AIM:
Extract every entry word for word.
-- BEGIN DATA PROVIDED --
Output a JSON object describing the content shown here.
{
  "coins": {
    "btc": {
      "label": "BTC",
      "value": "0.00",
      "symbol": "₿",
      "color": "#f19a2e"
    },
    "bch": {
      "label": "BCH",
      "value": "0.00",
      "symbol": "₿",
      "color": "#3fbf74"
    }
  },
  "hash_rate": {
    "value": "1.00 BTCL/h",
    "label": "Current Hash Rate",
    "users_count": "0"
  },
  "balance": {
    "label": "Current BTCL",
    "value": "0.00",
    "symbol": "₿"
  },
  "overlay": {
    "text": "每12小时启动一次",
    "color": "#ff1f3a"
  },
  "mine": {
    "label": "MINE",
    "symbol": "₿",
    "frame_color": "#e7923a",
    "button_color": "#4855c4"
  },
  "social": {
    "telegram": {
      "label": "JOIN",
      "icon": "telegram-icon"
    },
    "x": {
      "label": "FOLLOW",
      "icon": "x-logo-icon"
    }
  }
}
-- END DATA PROVIDED --
TASK ANSWER:
Output a JSON object describing the content shown here.
{
  "coins": {
    "btc": {
      "label": "BTC",
      "value": "0.00",
      "symbol": "₿",
      "color": "#f19a2e"
    },
    "bch": {
      "label": "BCH",
      "value": "0.00",
      "symbol": "₿",
      "color": "#3fbf74"
    }
  },
  "hash_rate": {
    "value": "1.00 BTCL/h",
    "label": "Current Hash Rate",
    "users_count": "0"
  },
  "balance": {
    "label": "Current BTCL",
    "value": "0.00",
    "symbol": "₿"
  },
  "overlay": {
    "text": "每12小时启动一次",
    "color": "#ff1f3a"
  },
  "mine": {
    "label": "MINE",
    "symbol": "₿",
    "frame_color": "#e7923a",
    "button_color": "#4855c4"
  },
  "social": {
    "telegram": {
      "label": "JOIN",
      "icon": "telegram-icon"
    },
    "x": {
      "label": "FOLLOW",
      "icon": "x-logo-icon"
    }
  }
}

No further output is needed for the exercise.